**PROBLEM STATEMENT**
Copy all lines in which the word "this" can be found.

**MATERIAL**
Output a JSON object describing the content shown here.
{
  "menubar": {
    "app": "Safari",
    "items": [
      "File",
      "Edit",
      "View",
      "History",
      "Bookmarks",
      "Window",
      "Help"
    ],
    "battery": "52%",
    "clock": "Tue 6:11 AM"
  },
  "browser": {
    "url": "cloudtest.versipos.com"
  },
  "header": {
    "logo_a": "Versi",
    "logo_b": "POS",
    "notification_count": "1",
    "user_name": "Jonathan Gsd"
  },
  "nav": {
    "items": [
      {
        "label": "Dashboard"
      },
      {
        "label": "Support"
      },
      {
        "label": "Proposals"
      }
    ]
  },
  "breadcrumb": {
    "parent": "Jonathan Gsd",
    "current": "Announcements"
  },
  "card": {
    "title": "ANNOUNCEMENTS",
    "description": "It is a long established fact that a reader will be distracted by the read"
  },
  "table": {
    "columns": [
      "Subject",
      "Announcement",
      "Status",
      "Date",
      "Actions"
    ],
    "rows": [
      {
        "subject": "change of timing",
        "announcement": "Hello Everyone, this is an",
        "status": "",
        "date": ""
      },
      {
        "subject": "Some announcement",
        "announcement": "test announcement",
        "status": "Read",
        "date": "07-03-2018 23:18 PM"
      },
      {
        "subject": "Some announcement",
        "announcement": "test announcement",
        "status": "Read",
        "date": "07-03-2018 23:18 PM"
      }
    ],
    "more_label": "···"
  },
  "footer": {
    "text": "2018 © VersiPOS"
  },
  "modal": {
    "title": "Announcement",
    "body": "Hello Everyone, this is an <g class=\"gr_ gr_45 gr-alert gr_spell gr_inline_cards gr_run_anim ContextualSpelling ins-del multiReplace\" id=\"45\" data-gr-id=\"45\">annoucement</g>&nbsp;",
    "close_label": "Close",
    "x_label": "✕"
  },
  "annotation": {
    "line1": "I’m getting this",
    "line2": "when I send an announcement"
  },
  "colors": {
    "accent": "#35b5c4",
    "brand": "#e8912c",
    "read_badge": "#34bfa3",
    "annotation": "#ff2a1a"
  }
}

**TASK ANSWER**
        "announcement": "Hello Everyone, this is an",
    "body": "Hello Everyone, this is an <g class=\"gr_ gr_45 gr-alert gr_spell gr_inline_cards gr_run_anim ContextualSpelling ins-del multiReplace\" id=\"45\" data-gr-id=\"45\">annoucement</g>&nbsp;",
    "line1": "I’m getting this",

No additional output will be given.